__REQUIRED WORK__. Only the number is wanted: how many lines in the data contain "gains"?

┌─ TASK INPUTS

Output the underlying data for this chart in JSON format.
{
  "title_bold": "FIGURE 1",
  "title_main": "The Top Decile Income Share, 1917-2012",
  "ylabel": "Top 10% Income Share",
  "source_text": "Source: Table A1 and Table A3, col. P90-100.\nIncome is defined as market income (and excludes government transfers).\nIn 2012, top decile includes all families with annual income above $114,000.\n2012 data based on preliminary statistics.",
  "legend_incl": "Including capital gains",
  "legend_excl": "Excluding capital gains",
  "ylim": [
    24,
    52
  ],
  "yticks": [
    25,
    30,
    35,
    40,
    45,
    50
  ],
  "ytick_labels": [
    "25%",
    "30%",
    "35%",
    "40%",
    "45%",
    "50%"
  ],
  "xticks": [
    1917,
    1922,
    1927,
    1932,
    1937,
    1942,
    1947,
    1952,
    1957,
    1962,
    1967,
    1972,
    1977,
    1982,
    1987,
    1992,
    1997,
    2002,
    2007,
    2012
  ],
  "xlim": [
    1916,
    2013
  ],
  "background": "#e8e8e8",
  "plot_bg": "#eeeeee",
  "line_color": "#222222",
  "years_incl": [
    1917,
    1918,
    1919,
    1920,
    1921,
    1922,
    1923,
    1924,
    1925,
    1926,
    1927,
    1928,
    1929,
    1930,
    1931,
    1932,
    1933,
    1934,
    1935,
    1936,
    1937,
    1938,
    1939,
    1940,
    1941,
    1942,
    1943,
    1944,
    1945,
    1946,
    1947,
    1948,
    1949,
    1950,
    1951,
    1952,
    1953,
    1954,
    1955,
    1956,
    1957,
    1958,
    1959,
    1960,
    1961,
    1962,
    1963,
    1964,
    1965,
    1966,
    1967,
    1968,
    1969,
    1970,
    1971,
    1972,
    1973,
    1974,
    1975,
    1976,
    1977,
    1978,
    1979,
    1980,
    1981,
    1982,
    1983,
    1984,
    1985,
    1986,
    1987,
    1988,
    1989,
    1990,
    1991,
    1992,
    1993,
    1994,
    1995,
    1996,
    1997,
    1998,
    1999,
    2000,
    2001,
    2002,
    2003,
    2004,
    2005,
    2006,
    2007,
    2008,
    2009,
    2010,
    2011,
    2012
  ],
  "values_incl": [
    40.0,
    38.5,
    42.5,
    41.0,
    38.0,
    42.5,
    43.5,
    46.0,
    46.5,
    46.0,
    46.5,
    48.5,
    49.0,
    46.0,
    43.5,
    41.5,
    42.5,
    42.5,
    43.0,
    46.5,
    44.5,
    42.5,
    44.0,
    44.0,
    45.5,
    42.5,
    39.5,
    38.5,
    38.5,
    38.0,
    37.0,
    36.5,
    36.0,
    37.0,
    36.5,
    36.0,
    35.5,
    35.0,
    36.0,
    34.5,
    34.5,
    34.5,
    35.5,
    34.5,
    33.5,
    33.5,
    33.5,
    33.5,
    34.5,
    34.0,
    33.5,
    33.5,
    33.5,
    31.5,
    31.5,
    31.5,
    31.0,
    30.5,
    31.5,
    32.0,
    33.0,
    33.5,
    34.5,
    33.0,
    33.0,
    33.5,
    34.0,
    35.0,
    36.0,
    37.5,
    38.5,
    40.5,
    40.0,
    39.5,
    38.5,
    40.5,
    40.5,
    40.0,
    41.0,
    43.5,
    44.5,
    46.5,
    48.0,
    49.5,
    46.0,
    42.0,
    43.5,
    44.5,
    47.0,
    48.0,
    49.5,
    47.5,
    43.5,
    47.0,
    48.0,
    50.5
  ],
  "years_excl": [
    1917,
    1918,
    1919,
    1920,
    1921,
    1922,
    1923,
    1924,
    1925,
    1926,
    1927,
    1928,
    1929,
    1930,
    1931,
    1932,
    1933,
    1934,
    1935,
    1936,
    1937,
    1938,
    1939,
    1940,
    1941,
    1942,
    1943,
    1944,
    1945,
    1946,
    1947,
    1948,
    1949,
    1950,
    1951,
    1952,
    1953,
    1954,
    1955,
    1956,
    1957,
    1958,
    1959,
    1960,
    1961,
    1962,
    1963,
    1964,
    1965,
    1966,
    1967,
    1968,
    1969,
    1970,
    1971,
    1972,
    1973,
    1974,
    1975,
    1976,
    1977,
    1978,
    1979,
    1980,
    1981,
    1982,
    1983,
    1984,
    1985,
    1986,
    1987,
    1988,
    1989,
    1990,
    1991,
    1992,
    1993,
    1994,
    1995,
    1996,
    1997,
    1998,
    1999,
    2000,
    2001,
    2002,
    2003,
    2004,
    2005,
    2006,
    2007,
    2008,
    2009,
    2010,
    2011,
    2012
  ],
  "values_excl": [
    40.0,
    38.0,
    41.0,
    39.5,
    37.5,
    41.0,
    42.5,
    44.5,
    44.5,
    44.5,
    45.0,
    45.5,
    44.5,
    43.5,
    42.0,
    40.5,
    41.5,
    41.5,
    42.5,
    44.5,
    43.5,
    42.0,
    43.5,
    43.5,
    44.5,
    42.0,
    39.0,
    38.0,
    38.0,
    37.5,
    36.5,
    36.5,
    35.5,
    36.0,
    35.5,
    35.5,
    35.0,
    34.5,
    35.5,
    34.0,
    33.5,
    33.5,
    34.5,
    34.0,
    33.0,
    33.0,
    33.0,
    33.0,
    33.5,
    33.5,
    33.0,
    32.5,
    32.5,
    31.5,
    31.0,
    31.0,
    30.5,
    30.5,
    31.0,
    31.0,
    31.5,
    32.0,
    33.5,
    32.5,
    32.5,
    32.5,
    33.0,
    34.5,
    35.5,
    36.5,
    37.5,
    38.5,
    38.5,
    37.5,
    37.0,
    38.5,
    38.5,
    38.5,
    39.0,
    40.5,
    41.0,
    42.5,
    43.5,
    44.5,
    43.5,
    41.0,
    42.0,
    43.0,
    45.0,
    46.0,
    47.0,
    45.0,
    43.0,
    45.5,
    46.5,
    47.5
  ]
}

└─

__FINAL RESULT__. 2